What is needed: Reproduce every entry exactly.
* START Exercise input *
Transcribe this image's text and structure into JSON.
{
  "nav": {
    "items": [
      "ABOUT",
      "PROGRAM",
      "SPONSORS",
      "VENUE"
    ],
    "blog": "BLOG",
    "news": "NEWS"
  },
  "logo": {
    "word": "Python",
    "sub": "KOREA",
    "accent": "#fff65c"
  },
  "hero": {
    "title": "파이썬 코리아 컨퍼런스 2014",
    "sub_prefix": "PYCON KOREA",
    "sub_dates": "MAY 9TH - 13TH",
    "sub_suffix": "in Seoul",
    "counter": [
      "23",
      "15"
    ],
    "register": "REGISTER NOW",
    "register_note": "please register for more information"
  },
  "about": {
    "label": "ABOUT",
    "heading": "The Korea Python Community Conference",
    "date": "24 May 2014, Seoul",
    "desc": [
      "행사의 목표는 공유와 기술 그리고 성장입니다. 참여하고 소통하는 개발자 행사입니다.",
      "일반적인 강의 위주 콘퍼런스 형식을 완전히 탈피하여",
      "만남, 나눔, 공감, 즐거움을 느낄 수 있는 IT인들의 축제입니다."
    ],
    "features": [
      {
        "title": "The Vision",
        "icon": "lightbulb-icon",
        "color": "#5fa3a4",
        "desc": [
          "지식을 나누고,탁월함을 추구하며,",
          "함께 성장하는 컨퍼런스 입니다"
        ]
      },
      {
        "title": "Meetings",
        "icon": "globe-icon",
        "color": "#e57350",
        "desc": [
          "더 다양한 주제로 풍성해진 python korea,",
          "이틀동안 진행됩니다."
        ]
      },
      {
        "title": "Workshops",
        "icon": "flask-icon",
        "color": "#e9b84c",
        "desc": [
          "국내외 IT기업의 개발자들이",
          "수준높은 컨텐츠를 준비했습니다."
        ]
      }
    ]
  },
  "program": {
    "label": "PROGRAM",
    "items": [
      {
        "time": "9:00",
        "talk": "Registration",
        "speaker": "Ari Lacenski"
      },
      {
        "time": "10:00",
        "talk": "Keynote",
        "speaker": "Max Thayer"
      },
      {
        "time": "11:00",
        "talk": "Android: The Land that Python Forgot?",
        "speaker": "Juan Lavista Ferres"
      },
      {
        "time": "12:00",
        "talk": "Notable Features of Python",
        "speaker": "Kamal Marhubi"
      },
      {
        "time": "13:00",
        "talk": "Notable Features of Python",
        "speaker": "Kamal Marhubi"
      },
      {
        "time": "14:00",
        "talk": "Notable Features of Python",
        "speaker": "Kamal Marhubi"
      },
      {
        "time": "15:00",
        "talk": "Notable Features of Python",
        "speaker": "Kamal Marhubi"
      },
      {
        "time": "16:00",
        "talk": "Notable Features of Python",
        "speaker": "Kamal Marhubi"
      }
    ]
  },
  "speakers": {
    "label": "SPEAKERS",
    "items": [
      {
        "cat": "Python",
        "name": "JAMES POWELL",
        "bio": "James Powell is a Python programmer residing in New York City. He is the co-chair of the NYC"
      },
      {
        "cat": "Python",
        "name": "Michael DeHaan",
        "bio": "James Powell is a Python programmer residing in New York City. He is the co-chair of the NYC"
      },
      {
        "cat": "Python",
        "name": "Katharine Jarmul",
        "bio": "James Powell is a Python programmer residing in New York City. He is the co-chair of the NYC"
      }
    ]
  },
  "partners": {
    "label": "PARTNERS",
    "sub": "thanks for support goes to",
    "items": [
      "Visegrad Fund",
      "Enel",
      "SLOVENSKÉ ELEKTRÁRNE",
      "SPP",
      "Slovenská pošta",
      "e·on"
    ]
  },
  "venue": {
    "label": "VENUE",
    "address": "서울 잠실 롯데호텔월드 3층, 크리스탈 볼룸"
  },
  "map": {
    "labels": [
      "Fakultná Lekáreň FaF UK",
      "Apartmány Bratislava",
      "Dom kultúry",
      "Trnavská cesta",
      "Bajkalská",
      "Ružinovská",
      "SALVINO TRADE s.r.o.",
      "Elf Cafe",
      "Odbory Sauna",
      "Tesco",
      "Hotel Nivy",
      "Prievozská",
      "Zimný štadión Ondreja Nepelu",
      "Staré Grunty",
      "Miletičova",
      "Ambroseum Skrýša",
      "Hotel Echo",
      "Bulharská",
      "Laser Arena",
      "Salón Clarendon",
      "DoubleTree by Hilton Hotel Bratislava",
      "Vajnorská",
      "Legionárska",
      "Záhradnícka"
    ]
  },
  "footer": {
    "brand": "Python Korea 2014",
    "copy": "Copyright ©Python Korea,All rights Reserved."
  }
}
* END Exercise input *
Full solution:
Transcribe this image's text and structure into JSON.
{
  "nav": {
    "items": [
      "ABOUT",
      "PROGRAM",
      "SPONSORS",
      "VENUE"
    ],
    "blog": "BLOG",
    "news": "NEWS"
  },
  "logo": {
    "word": "Python",
    "sub": "KOREA",
    "accent": "#fff65c"
  },
  "hero": {
    "title": "파이썬 코리아 컨퍼런스 2014",
    "sub_prefix": "PYCON KOREA",
    "sub_dates": "MAY 9TH - 13TH",
    "sub_suffix": "in Seoul",
    "counter": [
      "23",
      "15"
    ],
    "register": "REGISTER NOW",
    "register_note": "please register for more information"
  },
  "about": {
    "label": "ABOUT",
    "heading": "The Korea Python Community Conference",
    "date": "24 May 2014, Seoul",
    "desc": [
      "행사의 목표는 공유와 기술 그리고 성장입니다. 참여하고 소통하는 개발자 행사입니다.",
      "일반적인 강의 위주 콘퍼런스 형식을 완전히 탈피하여",
      "만남, 나눔, 공감, 즐거움을 느낄 수 있는 IT인들의 축제입니다."
    ],
    "features": [
      {
        "title": "The Vision",
        "icon": "lightbulb-icon",
        "color": "#5fa3a4",
        "desc": [
          "지식을 나누고,탁월함을 추구하며,",
          "함께 성장하는 컨퍼런스 입니다"
        ]
      },
      {
        "title": "Meetings",
        "icon": "globe-icon",
        "color": "#e57350",
        "desc": [
          "더 다양한 주제로 풍성해진 python korea,",
          "이틀동안 진행됩니다."
        ]
      },
      {
        "title": "Workshops",
        "icon": "flask-icon",
        "color": "#e9b84c",
        "desc": [
          "국내외 IT기업의 개발자들이",
          "수준높은 컨텐츠를 준비했습니다."
        ]
      }
    ]
  },
  "program": {
    "label": "PROGRAM",
    "items": [
      {
        "time": "9:00",
        "talk": "Registration",
        "speaker": "Ari Lacenski"
      },
      {
        "time": "10:00",
        "talk": "Keynote",
        "speaker": "Max Thayer"
      },
      {
        "time": "11:00",
        "talk": "Android: The Land that Python Forgot?",
        "speaker": "Juan Lavista Ferres"
      },
      {
        "time": "12:00",
        "talk": "Notable Features of Python",
        "speaker": "Kamal Marhubi"
      },
      {
        "time": "13:00",
        "talk": "Notable Features of Python",
        "speaker": "Kamal Marhubi"
      },
      {
        "time": "14:00",
        "talk": "Notable Features of Python",
        "speaker": "Kamal Marhubi"
      },
      {
        "time": "15:00",
        "talk": "Notable Features of Python",
        "speaker": "Kamal Marhubi"
      },
      {
        "time": "16:00",
        "talk": "Notable Features of Python",
        "speaker": "Kamal Marhubi"
      }
    ]
  },
  "speakers": {
    "label": "SPEAKERS",
    "items": [
      {
        "cat": "Python",
        "name": "JAMES POWELL",
        "bio": "James Powell is a Python programmer residing in New York City. He is the co-chair of the NYC"
      },
      {
        "cat": "Python",
        "name": "Michael DeHaan",
        "bio": "James Powell is a Python programmer residing in New York City. He is the co-chair of the NYC"
      },
      {
        "cat": "Python",
        "name": "Katharine Jarmul",
        "bio": "James Powell is a Python programmer residing in New York City. He is the co-chair of the NYC"
      }
    ]
  },
  "partners": {
    "label": "PARTNERS",
    "sub": "thanks for support goes to",
    "items": [
      "Visegrad Fund",
      "Enel",
      "SLOVENSKÉ ELEKTRÁRNE",
      "SPP",
      "Slovenská pošta",
      "e·on"
    ]
  },
  "venue": {
    "label": "VENUE",
    "address": "서울 잠실 롯데호텔월드 3층, 크리스탈 볼룸"
  },
  "map": {
    "labels": [
      "Fakultná Lekáreň FaF UK",
      "Apartmány Bratislava",
      "Dom kultúry",
      "Trnavská cesta",
      "Bajkalská",
      "Ružinovská",
      "SALVINO TRADE s.r.o.",
      "Elf Cafe",
      "Odbory Sauna",
      "Tesco",
      "Hotel Nivy",
      "Prievozská",
      "Zimný štadión Ondreja Nepelu",
      "Staré Grunty",
      "Miletičova",
      "Ambroseum Skrýša",
      "Hotel Echo",
      "Bulharská",
      "Laser Arena",
      "Salón Clarendon",
      "DoubleTree by Hilton Hotel Bratislava",
      "Vajnorská",
      "Legionárska",
      "Záhradnícka"
    ]
  },
  "footer": {
    "brand": "Python Korea 2014",
    "copy": "Copyright ©Python Korea,All rights Reserved."
  }
}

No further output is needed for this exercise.